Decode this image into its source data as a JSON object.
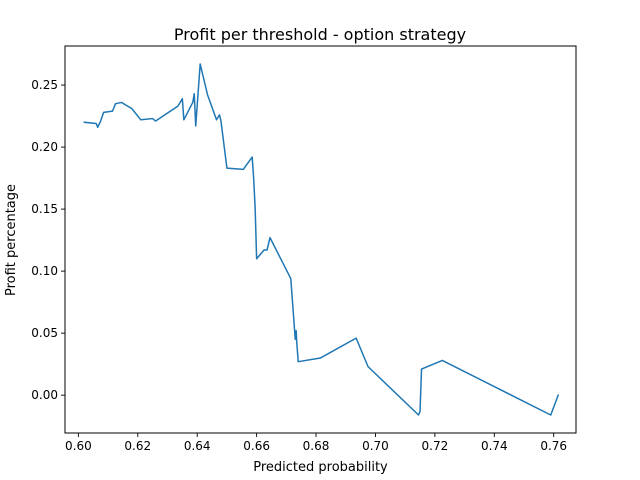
{
  "chart_data": {
    "type": "line",
    "title": "Profit per threshold - option strategy",
    "xlabel": "Predicted probability",
    "ylabel": "Profit percentage",
    "xlim": [
      0.5955,
      0.7675
    ],
    "ylim": [
      -0.0305,
      0.2815
    ],
    "xticks": [
      0.6,
      0.62,
      0.64,
      0.66,
      0.68,
      0.7,
      0.72,
      0.74,
      0.76
    ],
    "xtick_labels": [
      "0.60",
      "0.62",
      "0.64",
      "0.66",
      "0.68",
      "0.70",
      "0.72",
      "0.74",
      "0.76"
    ],
    "yticks": [
      0.0,
      0.05,
      0.1,
      0.15,
      0.2,
      0.25
    ],
    "ytick_labels": [
      "0.00",
      "0.05",
      "0.10",
      "0.15",
      "0.20",
      "0.25"
    ],
    "grid": false,
    "legend": "none",
    "line_color": "#1f77b4",
    "series": [
      {
        "x": [
          0.602,
          0.606,
          0.6065,
          0.6075,
          0.6085,
          0.6115,
          0.6125,
          0.6145,
          0.618,
          0.621,
          0.625,
          0.626,
          0.6335,
          0.635,
          0.6355,
          0.6385,
          0.639,
          0.6395,
          0.641,
          0.6435,
          0.6465,
          0.6475,
          0.648,
          0.65,
          0.6555,
          0.6585,
          0.659,
          0.6595,
          0.66,
          0.6625,
          0.6635,
          0.6645,
          0.6715,
          0.673,
          0.6733,
          0.6735,
          0.674,
          0.6815,
          0.6935,
          0.6975,
          0.7145,
          0.715,
          0.7155,
          0.7225,
          0.759,
          0.7615
        ],
        "y": [
          0.22,
          0.219,
          0.216,
          0.221,
          0.228,
          0.229,
          0.235,
          0.236,
          0.231,
          0.222,
          0.223,
          0.221,
          0.233,
          0.239,
          0.222,
          0.236,
          0.243,
          0.217,
          0.267,
          0.242,
          0.222,
          0.226,
          0.221,
          0.183,
          0.182,
          0.192,
          0.175,
          0.151,
          0.11,
          0.117,
          0.117,
          0.127,
          0.094,
          0.045,
          0.052,
          0.043,
          0.027,
          0.03,
          0.046,
          0.023,
          -0.016,
          -0.013,
          0.021,
          0.028,
          -0.016,
          0.0
        ]
      }
    ]
  }
}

####

### TASK:
Lines that include the word "Profit" — how many are there in the data? Answer with the number alone.

### RESULT FOR THIS EXERCISE:
2